[Extracted data entries]
_ _ _ _
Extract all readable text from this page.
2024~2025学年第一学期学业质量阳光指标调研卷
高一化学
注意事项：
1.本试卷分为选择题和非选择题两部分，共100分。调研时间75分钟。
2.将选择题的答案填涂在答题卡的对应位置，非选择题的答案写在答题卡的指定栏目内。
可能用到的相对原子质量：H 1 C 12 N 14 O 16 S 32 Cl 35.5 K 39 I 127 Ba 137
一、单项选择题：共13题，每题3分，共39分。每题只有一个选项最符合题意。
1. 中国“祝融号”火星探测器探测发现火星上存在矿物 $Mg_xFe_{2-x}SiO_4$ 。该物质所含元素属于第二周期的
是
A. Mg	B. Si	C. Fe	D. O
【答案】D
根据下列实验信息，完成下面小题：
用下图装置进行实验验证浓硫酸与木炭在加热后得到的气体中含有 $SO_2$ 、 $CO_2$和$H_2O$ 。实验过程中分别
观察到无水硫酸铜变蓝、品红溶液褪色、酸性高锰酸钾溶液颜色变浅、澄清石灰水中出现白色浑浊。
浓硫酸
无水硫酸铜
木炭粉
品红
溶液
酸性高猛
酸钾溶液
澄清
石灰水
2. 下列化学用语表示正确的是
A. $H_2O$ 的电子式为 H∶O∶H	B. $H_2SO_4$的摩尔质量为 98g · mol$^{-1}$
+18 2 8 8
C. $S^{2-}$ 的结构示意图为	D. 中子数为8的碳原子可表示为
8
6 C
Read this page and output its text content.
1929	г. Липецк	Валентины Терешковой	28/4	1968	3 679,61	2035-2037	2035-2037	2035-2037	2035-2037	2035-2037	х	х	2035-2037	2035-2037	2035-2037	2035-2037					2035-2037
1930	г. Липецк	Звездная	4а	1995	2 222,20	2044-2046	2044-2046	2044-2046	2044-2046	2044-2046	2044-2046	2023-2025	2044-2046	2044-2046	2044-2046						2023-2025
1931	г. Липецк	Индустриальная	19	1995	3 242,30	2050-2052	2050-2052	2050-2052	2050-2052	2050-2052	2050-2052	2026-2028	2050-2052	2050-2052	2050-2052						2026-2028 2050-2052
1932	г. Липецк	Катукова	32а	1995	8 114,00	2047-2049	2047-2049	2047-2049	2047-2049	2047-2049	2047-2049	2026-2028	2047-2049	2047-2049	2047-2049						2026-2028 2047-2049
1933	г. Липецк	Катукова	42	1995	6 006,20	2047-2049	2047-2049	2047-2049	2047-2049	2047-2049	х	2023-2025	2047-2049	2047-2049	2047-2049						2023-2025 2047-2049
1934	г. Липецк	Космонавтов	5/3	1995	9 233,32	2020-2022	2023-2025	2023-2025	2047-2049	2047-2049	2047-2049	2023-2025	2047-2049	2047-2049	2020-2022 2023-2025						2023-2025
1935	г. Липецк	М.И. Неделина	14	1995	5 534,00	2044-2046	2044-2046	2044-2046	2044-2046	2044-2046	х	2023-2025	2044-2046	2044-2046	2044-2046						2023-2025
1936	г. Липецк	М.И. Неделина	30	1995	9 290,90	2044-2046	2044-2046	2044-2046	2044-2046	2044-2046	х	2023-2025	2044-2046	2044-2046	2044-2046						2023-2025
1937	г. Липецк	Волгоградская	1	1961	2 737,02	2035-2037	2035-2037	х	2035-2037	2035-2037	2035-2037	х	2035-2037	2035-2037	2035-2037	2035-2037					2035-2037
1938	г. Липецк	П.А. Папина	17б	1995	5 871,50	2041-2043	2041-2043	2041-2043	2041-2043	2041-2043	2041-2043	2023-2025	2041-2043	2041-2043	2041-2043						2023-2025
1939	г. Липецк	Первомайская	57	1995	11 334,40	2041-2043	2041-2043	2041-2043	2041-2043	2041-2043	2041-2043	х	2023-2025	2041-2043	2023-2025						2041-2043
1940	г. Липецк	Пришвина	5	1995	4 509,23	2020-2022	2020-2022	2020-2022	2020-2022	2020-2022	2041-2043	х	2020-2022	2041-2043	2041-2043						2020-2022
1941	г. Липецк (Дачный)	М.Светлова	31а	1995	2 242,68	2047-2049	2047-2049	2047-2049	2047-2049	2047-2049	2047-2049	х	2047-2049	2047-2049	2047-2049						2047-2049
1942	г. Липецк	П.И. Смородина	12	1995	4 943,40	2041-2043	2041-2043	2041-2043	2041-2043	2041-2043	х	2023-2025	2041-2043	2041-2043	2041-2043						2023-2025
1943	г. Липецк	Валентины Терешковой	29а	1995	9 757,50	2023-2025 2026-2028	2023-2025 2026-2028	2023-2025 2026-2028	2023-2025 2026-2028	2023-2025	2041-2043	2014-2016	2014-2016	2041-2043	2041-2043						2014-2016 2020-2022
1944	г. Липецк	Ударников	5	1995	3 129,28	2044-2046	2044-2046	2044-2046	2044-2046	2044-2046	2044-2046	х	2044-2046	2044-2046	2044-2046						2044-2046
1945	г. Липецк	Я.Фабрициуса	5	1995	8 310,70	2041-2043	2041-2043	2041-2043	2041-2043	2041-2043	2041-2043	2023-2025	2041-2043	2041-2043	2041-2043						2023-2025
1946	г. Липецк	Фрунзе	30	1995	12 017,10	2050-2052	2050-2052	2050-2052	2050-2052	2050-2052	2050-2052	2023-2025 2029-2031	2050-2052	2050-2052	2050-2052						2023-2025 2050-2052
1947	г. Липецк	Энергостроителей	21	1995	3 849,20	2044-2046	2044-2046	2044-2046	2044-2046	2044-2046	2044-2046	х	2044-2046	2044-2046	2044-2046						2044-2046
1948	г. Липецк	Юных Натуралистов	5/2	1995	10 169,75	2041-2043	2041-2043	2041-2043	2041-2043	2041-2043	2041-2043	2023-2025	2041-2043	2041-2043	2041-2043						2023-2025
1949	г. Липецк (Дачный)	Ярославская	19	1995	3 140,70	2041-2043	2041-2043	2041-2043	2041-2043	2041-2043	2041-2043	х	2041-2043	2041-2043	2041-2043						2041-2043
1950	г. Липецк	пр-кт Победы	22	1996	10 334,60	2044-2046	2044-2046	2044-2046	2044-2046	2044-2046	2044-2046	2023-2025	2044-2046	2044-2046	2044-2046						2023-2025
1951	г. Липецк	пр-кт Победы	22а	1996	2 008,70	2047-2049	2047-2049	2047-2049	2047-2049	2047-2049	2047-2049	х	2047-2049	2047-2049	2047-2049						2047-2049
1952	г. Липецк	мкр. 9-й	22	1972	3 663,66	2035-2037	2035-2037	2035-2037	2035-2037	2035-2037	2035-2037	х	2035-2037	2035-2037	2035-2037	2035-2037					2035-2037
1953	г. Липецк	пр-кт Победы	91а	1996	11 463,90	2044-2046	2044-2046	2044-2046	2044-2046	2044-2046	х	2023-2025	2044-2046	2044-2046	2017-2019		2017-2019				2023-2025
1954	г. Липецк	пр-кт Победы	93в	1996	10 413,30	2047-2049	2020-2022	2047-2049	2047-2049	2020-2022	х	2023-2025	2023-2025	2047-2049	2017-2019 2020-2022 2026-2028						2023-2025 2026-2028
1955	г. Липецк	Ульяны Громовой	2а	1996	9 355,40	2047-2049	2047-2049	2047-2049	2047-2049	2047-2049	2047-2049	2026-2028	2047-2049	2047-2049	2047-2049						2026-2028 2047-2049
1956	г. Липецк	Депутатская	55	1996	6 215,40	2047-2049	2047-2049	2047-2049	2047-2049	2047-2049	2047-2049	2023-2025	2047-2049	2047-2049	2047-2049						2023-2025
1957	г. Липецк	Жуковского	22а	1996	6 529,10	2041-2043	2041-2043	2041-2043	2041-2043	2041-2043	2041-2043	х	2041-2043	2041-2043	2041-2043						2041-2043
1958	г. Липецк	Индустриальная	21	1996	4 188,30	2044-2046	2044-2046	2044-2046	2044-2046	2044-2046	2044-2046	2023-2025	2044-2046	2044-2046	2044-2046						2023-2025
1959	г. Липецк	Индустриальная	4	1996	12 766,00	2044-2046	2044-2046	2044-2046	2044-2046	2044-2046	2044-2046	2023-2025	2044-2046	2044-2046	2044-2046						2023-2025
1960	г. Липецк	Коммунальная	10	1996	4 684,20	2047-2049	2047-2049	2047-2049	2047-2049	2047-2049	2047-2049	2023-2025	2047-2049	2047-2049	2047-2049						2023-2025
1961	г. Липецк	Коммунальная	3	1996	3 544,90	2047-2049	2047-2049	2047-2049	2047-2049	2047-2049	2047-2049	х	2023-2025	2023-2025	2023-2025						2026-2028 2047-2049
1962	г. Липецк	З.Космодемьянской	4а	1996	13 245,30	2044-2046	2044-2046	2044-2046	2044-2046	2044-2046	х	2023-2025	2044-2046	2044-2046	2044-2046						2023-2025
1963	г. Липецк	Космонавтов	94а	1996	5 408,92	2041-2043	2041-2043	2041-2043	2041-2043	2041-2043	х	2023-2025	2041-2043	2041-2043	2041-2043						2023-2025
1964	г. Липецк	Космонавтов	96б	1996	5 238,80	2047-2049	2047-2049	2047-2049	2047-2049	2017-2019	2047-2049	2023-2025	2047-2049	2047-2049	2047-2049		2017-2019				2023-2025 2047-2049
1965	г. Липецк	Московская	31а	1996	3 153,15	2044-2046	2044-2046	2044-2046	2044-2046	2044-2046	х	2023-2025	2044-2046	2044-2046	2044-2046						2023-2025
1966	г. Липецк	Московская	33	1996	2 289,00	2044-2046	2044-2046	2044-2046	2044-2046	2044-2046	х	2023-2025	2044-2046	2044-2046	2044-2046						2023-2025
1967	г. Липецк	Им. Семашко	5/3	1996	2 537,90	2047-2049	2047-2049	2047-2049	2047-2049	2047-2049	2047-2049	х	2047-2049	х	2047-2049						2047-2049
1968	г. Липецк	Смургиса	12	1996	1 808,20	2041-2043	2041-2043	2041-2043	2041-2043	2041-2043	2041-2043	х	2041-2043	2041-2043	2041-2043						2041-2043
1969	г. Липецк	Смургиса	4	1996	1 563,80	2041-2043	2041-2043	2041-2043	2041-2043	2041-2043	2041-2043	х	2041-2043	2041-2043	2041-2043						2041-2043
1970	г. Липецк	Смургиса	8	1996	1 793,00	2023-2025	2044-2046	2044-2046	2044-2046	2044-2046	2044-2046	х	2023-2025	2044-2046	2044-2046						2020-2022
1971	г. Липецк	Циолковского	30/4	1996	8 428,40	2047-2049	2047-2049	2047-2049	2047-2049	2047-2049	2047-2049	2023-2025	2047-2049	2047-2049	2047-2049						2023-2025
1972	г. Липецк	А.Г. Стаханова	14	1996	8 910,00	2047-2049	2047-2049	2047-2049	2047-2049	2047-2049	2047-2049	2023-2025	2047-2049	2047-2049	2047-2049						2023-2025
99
_ _ _ _
_Exercise aim_
Filter out all lines lacking the word "Катукова" and copy the rest.

_Output for this exercise_
1932	г. Липецк	Катукова	32а	1995	8 114,00	2047-2049	2047-2049	2047-2049	2047-2049	2047-2049	2047-2049	2026-2028	2047-2049	2047-2049	2047-2049						2026-2028 2047-2049
1933	г. Липецк	Катукова	42	1995	6 006,20	2047-2049	2047-2049	2047-2049	2047-2049	2047-2049	х	2023-2025	2047-2049	2047-2049	2047-2049						2023-2025 2047-2049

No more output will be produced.